═══ Dataset records

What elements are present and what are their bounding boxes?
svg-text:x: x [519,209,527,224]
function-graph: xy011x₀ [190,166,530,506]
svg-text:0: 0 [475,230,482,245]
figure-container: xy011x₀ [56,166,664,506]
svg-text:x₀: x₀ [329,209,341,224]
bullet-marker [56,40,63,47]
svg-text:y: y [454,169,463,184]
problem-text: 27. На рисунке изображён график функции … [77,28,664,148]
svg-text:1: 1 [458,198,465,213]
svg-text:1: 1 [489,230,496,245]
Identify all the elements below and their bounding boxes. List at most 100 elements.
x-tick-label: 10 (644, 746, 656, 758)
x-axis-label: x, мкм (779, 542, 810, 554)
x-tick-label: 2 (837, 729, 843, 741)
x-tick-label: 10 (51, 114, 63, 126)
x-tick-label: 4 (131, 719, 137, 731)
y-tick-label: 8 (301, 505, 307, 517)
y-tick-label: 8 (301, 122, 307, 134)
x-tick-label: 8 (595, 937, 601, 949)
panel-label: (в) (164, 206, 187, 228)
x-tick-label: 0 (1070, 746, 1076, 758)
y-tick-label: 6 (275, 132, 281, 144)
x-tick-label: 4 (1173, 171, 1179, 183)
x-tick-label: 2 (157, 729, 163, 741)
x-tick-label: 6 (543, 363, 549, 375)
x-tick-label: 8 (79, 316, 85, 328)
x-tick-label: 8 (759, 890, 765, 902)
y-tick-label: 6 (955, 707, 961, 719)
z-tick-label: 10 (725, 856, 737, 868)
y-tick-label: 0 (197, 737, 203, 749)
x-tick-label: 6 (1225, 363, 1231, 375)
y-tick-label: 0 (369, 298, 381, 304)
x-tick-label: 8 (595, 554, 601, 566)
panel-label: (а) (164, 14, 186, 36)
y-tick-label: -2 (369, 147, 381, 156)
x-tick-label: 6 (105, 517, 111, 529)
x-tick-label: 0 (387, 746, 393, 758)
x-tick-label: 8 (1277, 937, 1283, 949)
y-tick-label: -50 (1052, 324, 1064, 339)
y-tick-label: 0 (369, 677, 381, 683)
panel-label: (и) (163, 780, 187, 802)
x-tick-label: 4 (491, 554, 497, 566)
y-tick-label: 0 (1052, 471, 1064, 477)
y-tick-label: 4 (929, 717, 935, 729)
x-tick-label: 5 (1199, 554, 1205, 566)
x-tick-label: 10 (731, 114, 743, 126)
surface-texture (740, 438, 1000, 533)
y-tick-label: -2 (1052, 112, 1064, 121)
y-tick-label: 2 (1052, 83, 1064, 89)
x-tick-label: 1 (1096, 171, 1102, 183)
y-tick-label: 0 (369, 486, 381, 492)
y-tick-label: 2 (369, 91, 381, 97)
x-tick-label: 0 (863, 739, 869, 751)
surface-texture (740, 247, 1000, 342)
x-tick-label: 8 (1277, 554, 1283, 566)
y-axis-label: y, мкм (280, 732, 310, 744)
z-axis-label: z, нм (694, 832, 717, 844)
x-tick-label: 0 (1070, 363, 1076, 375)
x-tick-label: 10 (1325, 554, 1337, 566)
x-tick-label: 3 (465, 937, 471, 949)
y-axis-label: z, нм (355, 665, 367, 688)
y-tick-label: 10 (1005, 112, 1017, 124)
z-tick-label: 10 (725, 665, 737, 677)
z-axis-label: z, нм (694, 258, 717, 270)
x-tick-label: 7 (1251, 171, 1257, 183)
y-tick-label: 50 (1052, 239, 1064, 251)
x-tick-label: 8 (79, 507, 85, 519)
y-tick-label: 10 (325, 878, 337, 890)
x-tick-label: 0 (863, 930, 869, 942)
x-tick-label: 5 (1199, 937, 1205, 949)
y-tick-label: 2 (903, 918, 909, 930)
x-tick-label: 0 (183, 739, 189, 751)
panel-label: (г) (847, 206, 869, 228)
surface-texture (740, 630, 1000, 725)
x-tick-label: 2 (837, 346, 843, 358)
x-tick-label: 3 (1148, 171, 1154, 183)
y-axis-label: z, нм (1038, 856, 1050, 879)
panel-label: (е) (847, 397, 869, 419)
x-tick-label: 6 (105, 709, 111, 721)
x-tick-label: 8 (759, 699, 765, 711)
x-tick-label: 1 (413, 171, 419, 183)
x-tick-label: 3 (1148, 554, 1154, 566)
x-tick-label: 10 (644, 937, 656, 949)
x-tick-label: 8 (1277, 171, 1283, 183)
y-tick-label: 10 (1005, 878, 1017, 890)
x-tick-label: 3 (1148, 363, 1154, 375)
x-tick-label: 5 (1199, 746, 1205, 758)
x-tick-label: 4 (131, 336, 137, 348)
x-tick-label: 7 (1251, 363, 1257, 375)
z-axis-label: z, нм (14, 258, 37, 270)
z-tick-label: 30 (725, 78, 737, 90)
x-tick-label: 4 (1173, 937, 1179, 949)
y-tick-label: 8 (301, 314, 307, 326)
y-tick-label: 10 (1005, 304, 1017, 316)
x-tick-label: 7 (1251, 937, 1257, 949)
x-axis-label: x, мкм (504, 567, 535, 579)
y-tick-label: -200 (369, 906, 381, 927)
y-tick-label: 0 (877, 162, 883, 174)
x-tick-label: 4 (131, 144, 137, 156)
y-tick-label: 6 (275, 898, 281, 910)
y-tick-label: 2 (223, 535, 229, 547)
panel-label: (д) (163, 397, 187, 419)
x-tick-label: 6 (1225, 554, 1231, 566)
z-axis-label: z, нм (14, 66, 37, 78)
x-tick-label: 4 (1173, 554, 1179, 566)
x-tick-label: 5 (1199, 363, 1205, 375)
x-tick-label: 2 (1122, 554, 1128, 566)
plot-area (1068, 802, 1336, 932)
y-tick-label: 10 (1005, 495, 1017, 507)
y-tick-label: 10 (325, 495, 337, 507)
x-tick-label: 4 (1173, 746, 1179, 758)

══════

**Exercise prompt**
Rewrite the entries above, swapping "bounding boxes" for "box coordinates" wherever it appears and leaving everything else unchanged.

**Expected output**
What elements are present and what are their box coordinates?
svg-text:x: x [519,209,527,224]
function-graph: xy011x₀ [190,166,530,506]
svg-text:0: 0 [475,230,482,245]
figure-container: xy011x₀ [56,166,664,506]
svg-text:x₀: x₀ [329,209,341,224]
bullet-marker [56,40,63,47]
svg-text:y: y [454,169,463,184]
problem-text: 27. На рисунке изображён график функции … [77,28,664,148]
svg-text:1: 1 [458,198,465,213]
svg-text:1: 1 [489,230,496,245]
Identify all the elements below and their box coordinates. List at most 100 elements.
x-tick-label: 10 (644, 746, 656, 758)
x-axis-label: x, мкм (779, 542, 810, 554)
x-tick-label: 2 (837, 729, 843, 741)
x-tick-label: 10 (51, 114, 63, 126)
x-tick-label: 4 (131, 719, 137, 731)
y-tick-label: 8 (301, 505, 307, 517)
y-tick-label: 8 (301, 122, 307, 134)
x-tick-label: 8 (595, 937, 601, 949)
panel-label: (в) (164, 206, 187, 228)
x-tick-label: 0 (1070, 746, 1076, 758)
y-tick-label: 6 (275, 132, 281, 144)
x-tick-label: 4 (1173, 171, 1179, 183)
x-tick-label: 2 (157, 729, 163, 741)
x-tick-label: 6 (543, 363, 549, 375)
x-tick-label: 8 (79, 316, 85, 328)
x-tick-label: 8 (759, 890, 765, 902)
y-tick-label: 6 (955, 707, 961, 719)
z-tick-label: 10 (725, 856, 737, 868)
y-tick-label: 0 (197, 737, 203, 749)
x-tick-label: 6 (1225, 363, 1231, 375)
y-tick-label: 0 (369, 298, 381, 304)
x-tick-label: 8 (595, 554, 601, 566)
panel-label: (а) (164, 14, 186, 36)
y-tick-label: -2 (369, 147, 381, 156)
x-tick-label: 6 (105, 517, 111, 529)
x-tick-label: 0 (387, 746, 393, 758)
x-tick-label: 8 (1277, 937, 1283, 949)
y-tick-label: -50 (1052, 324, 1064, 339)
y-tick-label: 0 (369, 677, 381, 683)
panel-label: (и) (163, 780, 187, 802)
x-tick-label: 4 (491, 554, 497, 566)
y-tick-label: 0 (1052, 471, 1064, 477)
y-tick-label: 4 (929, 717, 935, 729)
x-tick-label: 5 (1199, 554, 1205, 566)
x-tick-label: 10 (731, 114, 743, 126)
surface-texture (740, 438, 1000, 533)
y-tick-label: -2 (1052, 112, 1064, 121)
y-tick-label: 2 (1052, 83, 1064, 89)
x-tick-label: 1 (1096, 171, 1102, 183)
y-tick-label: 0 (369, 486, 381, 492)
y-tick-label: 2 (369, 91, 381, 97)
x-tick-label: 0 (863, 739, 869, 751)
surface-texture (740, 247, 1000, 342)
x-tick-label: 8 (1277, 554, 1283, 566)
y-axis-label: y, мкм (280, 732, 310, 744)
z-axis-label: z, нм (694, 832, 717, 844)
x-tick-label: 0 (1070, 363, 1076, 375)
x-tick-label: 10 (1325, 554, 1337, 566)
x-tick-label: 3 (465, 937, 471, 949)
y-axis-label: z, нм (355, 665, 367, 688)
y-tick-label: 10 (1005, 112, 1017, 124)
z-tick-label: 10 (725, 665, 737, 677)
z-axis-label: z, нм (694, 258, 717, 270)
x-tick-label: 7 (1251, 171, 1257, 183)
y-tick-label: 50 (1052, 239, 1064, 251)
x-tick-label: 8 (79, 507, 85, 519)
y-tick-label: 10 (325, 878, 337, 890)
x-tick-label: 0 (863, 930, 869, 942)
x-tick-label: 5 (1199, 937, 1205, 949)
y-tick-label: 2 (903, 918, 909, 930)
x-tick-label: 0 (183, 739, 189, 751)
panel-label: (г) (847, 206, 869, 228)
surface-texture (740, 630, 1000, 725)
x-tick-label: 2 (837, 346, 843, 358)
x-tick-label: 3 (1148, 171, 1154, 183)
y-axis-label: z, нм (1038, 856, 1050, 879)
panel-label: (е) (847, 397, 869, 419)
x-tick-label: 6 (105, 709, 111, 721)
x-tick-label: 8 (759, 699, 765, 711)
x-tick-label: 1 (413, 171, 419, 183)
x-tick-label: 3 (1148, 554, 1154, 566)
x-tick-label: 10 (644, 937, 656, 949)
x-tick-label: 8 (1277, 171, 1283, 183)
y-tick-label: 10 (1005, 878, 1017, 890)
x-tick-label: 3 (1148, 363, 1154, 375)
x-tick-label: 5 (1199, 746, 1205, 758)
x-tick-label: 4 (131, 336, 137, 348)
x-tick-label: 7 (1251, 363, 1257, 375)
z-axis-label: z, нм (14, 258, 37, 270)
z-tick-label: 30 (725, 78, 737, 90)
x-tick-label: 4 (1173, 937, 1179, 949)
y-tick-label: 8 (301, 314, 307, 326)
y-tick-label: 10 (1005, 304, 1017, 316)
x-tick-label: 7 (1251, 937, 1257, 949)
x-axis-label: x, мкм (504, 567, 535, 579)
y-tick-label: -200 (369, 906, 381, 927)
y-tick-label: 0 (877, 162, 883, 174)
x-tick-label: 4 (131, 144, 137, 156)
y-tick-label: 6 (275, 898, 281, 910)
y-tick-label: 2 (223, 535, 229, 547)
panel-label: (д) (163, 397, 187, 419)
x-tick-label: 6 (1225, 554, 1231, 566)
z-axis-label: z, нм (14, 66, 37, 78)
x-tick-label: 4 (1173, 554, 1179, 566)
x-tick-label: 5 (1199, 363, 1205, 375)
x-tick-label: 2 (1122, 554, 1128, 566)
plot-area (1068, 802, 1336, 932)
y-tick-label: 10 (1005, 495, 1017, 507)
y-tick-label: 10 (325, 495, 337, 507)
x-tick-label: 4 (1173, 746, 1179, 758)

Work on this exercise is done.